Just curious, are the backgrounds generated from Skybox AI (Blockade Labs), or sourced from somewhere else?

@doug FWIW, The USSR had copyright laws that lasted 15 years. If we had similar laws, training a model on only public domain materials would be extremely easy.

But in the USA, thanks to corporate lobbying, a copyrights lasts 70 years, and a trademark can be renewed indefinitely. Narrowing datasets down to the public domain is impossibly complicated.

What choice do AI engineers have but to ask for forgiveness rather than permission in these matters?

@doug I also don't see how relaxed views on intellectual property are "anti-socialist". I am deeply opposed to the US system of IP law, especially with recent attacks on fair use. I don't think that artists should be able to retain complete and permanent ownership over their works once they are available to the public. I believe that information should be free, and that expression, even controversial expression, should not be restricted by anyone's financial interests.

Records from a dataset
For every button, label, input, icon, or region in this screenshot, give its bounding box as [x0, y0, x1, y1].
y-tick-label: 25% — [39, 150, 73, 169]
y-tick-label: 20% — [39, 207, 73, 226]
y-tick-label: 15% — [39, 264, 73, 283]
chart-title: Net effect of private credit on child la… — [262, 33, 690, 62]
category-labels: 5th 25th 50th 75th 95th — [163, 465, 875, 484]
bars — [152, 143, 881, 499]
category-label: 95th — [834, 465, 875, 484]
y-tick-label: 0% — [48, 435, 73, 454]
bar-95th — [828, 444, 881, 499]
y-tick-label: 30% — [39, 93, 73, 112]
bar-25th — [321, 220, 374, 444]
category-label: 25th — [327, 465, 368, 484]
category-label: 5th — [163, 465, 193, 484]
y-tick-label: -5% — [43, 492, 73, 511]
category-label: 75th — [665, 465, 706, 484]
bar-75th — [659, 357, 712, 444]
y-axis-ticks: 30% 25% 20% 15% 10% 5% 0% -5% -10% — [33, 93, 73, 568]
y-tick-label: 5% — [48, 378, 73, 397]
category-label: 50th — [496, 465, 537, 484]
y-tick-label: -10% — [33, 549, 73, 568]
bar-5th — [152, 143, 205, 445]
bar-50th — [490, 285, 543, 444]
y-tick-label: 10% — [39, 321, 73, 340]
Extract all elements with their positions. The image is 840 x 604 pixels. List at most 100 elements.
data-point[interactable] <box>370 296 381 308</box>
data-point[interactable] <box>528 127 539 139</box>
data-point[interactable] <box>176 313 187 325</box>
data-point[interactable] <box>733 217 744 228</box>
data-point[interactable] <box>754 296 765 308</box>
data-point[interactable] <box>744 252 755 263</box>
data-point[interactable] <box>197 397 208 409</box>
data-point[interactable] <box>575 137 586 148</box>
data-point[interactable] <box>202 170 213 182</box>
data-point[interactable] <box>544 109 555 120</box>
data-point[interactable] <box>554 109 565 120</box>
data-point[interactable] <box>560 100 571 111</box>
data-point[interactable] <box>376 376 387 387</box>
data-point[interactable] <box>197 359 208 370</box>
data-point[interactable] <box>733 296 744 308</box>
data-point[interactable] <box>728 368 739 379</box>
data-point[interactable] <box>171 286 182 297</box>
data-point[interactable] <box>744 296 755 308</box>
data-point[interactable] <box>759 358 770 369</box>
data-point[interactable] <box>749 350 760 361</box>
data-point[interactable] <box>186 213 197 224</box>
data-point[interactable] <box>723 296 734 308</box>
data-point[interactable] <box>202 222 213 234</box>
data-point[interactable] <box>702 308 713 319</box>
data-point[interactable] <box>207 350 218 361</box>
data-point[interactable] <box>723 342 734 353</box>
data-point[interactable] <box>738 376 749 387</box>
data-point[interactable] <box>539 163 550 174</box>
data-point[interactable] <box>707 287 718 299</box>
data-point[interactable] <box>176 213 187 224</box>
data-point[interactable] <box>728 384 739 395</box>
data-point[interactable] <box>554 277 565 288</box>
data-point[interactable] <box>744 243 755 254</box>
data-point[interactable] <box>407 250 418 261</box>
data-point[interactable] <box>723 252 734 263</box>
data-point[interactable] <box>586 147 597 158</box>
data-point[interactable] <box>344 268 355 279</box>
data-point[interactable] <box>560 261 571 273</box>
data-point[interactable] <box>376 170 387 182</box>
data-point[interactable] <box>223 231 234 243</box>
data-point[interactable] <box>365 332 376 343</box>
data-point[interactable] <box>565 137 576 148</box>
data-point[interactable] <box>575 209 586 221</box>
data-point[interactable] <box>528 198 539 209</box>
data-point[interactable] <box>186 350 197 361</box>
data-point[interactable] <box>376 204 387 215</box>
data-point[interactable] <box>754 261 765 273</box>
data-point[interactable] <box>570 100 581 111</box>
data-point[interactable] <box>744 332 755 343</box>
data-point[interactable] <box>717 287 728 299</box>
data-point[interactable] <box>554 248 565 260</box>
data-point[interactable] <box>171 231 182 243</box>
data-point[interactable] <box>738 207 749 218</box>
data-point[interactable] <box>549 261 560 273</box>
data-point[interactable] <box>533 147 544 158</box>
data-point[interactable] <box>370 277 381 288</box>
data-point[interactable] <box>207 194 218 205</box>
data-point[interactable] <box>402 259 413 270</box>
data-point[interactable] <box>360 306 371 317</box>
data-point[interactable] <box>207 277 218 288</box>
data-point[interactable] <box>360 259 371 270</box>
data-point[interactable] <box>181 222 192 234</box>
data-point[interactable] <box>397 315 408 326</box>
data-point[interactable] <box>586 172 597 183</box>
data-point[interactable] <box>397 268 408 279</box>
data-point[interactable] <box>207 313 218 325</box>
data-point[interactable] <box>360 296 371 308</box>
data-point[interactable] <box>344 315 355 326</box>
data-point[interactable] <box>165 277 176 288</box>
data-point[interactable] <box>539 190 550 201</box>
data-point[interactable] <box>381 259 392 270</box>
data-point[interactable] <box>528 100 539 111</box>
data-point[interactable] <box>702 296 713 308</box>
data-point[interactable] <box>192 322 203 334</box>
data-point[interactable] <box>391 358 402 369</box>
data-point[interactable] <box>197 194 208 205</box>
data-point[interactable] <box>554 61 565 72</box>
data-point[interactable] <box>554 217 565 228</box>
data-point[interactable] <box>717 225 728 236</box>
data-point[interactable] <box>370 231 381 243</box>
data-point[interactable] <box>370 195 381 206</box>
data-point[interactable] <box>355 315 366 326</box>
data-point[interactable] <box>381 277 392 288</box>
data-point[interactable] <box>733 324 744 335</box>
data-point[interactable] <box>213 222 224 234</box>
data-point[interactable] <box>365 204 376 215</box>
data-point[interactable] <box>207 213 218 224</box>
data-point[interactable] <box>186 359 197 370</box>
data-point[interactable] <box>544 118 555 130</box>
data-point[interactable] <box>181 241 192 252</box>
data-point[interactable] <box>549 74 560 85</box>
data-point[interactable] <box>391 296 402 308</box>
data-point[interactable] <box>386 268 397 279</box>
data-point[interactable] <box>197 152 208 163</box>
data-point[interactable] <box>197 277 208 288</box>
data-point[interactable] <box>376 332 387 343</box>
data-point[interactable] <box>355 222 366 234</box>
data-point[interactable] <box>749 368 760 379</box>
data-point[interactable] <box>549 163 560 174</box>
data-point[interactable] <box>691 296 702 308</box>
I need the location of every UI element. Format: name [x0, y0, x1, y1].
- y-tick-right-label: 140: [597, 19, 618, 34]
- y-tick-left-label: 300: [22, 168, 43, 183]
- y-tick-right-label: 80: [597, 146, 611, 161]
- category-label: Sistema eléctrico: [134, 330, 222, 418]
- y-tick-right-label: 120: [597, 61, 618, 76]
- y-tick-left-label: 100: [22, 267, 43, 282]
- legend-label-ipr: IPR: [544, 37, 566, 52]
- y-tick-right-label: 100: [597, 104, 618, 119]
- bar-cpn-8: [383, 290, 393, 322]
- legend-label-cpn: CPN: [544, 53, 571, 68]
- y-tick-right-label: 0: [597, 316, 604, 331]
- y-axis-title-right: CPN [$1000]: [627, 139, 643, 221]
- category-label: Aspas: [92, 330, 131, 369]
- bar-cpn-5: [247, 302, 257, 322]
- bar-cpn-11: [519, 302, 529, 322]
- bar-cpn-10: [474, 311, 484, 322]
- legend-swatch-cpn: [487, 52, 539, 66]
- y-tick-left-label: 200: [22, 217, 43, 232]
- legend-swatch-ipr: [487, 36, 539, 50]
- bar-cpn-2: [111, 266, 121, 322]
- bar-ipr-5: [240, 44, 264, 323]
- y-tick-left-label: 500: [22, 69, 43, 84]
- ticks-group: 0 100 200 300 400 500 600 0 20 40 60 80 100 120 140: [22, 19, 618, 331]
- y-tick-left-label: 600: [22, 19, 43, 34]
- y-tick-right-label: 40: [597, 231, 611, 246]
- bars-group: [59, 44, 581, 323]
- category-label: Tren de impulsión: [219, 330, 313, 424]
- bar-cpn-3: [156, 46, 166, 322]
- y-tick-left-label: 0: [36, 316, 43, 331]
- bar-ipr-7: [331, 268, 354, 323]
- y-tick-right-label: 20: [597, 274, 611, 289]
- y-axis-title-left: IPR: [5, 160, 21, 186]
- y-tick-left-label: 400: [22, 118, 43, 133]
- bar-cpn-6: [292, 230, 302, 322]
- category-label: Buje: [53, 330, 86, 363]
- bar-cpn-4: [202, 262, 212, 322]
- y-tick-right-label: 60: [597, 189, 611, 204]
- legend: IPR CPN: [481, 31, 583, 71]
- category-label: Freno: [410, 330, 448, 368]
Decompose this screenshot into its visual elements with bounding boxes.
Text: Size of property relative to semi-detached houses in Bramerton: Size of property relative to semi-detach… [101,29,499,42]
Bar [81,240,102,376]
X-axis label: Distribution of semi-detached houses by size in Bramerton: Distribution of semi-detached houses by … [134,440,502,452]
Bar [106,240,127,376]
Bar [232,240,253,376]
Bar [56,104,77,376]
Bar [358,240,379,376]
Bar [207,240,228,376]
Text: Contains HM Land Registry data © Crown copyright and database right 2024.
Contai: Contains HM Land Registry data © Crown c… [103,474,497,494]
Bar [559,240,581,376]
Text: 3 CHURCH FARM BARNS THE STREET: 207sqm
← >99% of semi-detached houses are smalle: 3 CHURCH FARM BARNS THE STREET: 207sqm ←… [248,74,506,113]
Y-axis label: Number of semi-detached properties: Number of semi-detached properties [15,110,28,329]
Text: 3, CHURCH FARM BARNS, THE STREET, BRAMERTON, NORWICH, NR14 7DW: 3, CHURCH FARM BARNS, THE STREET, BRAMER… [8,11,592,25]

TASK OBJECTIVE
Please copy the passage of the comments on copyright that begins at the words "But in the USA, thanks" and stops after the words "is impossibly complicated.", keeping every word as it appears. These records were drawn from a separate source.

RESPONSE TO THIS EXERCISE
But in the USA, thanks to corporate lobbying, a copyrights lasts 70 years, and a trademark can be renewed indefinitely. Narrowing datasets down to the public domain is impossibly complicated.